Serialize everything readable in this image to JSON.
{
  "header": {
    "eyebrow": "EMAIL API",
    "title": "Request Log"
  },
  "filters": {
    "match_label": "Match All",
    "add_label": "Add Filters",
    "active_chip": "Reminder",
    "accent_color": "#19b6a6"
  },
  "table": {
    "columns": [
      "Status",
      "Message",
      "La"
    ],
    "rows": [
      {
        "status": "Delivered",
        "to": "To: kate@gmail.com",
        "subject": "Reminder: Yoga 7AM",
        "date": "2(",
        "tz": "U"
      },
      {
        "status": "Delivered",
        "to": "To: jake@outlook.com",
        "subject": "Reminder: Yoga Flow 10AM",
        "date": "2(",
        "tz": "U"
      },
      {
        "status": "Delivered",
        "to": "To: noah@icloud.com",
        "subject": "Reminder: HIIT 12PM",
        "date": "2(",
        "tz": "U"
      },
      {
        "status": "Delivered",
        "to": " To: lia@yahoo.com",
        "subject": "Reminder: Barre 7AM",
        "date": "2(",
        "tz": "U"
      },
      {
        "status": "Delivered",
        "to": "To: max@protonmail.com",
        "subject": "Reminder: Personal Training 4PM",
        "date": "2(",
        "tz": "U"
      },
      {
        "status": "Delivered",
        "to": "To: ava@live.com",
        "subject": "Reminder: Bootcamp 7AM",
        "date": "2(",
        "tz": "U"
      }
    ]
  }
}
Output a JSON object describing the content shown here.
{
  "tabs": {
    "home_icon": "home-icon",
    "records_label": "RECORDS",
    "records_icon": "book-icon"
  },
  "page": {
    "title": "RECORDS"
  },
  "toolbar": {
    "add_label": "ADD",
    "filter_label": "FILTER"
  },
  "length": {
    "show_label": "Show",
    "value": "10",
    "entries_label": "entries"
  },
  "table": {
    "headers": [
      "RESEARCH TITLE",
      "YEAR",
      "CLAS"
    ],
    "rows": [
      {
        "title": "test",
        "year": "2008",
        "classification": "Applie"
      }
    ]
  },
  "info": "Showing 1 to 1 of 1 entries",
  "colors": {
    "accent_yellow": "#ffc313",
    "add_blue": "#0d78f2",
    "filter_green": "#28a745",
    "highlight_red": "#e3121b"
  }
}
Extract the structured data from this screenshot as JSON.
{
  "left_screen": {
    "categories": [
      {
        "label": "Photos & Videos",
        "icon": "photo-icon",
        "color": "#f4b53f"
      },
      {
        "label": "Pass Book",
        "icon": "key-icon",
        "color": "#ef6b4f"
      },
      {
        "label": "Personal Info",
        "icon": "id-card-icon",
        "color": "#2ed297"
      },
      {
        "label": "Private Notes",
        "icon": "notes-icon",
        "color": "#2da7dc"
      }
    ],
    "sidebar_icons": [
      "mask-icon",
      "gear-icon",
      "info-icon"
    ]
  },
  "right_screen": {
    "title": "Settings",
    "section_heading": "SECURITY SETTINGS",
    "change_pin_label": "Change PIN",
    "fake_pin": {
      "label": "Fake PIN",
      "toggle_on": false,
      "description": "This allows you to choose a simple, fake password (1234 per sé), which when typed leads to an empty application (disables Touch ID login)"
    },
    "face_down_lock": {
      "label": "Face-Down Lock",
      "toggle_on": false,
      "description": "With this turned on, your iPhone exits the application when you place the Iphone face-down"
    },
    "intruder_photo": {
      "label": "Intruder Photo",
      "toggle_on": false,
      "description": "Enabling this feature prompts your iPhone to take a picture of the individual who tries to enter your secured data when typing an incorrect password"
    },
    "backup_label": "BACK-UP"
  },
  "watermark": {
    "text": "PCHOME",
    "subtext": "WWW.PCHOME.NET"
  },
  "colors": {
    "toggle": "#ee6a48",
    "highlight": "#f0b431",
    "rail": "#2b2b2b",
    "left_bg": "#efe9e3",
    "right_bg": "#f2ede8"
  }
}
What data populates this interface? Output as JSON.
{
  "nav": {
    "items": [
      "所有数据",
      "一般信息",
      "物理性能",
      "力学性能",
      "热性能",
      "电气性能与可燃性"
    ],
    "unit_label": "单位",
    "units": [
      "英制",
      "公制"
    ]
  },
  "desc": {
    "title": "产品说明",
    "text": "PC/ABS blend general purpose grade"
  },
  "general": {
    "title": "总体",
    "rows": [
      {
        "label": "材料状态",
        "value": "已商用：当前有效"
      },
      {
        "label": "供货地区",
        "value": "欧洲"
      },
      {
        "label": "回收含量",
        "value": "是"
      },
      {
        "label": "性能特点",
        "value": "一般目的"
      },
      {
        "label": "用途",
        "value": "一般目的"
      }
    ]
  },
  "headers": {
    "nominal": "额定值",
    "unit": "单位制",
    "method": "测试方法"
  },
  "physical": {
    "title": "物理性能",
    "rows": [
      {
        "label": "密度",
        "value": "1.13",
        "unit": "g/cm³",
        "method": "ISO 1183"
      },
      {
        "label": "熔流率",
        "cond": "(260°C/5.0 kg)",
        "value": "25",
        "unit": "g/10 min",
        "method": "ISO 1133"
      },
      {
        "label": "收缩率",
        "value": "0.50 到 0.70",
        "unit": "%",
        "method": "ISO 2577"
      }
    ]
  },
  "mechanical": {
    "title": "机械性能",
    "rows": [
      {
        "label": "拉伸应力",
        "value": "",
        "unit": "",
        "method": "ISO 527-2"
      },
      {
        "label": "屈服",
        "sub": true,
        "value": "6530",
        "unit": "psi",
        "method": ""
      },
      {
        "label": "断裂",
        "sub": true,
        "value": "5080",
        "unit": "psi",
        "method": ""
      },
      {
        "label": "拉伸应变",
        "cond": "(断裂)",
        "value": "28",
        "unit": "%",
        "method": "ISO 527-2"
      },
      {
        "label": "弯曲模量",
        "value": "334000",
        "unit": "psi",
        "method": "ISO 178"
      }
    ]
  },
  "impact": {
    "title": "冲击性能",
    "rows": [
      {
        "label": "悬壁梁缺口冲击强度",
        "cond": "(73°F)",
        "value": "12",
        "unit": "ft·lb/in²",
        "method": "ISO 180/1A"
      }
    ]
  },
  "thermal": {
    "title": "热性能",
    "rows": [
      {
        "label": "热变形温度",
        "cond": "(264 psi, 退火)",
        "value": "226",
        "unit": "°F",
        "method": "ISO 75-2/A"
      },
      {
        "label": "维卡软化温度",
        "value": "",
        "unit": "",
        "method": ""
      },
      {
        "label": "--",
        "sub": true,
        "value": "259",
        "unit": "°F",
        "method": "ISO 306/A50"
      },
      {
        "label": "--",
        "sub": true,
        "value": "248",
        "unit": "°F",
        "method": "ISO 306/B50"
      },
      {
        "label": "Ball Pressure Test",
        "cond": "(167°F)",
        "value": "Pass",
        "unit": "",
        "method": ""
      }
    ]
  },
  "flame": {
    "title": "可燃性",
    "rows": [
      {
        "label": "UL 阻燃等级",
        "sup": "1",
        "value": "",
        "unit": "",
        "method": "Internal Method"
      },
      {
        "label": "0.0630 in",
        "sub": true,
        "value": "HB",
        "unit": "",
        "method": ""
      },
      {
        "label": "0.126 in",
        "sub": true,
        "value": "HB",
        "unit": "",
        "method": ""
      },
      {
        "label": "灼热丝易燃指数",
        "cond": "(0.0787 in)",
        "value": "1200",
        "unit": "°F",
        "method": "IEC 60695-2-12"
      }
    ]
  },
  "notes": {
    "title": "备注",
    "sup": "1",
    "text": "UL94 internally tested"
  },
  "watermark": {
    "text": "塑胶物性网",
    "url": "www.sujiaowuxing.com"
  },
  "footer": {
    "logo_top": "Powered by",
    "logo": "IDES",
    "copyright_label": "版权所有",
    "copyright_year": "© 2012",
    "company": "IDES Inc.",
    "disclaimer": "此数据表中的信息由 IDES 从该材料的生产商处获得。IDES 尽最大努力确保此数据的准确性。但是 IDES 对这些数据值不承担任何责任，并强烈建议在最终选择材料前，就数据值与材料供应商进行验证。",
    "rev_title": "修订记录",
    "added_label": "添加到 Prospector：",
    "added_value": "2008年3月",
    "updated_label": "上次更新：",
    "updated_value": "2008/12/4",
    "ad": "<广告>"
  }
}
# # #
**Goal of the exercise:**
Every line that holds the word "Yoga" counts once; state the total number of such lines and nothing else.

**Answer to the problem:**
2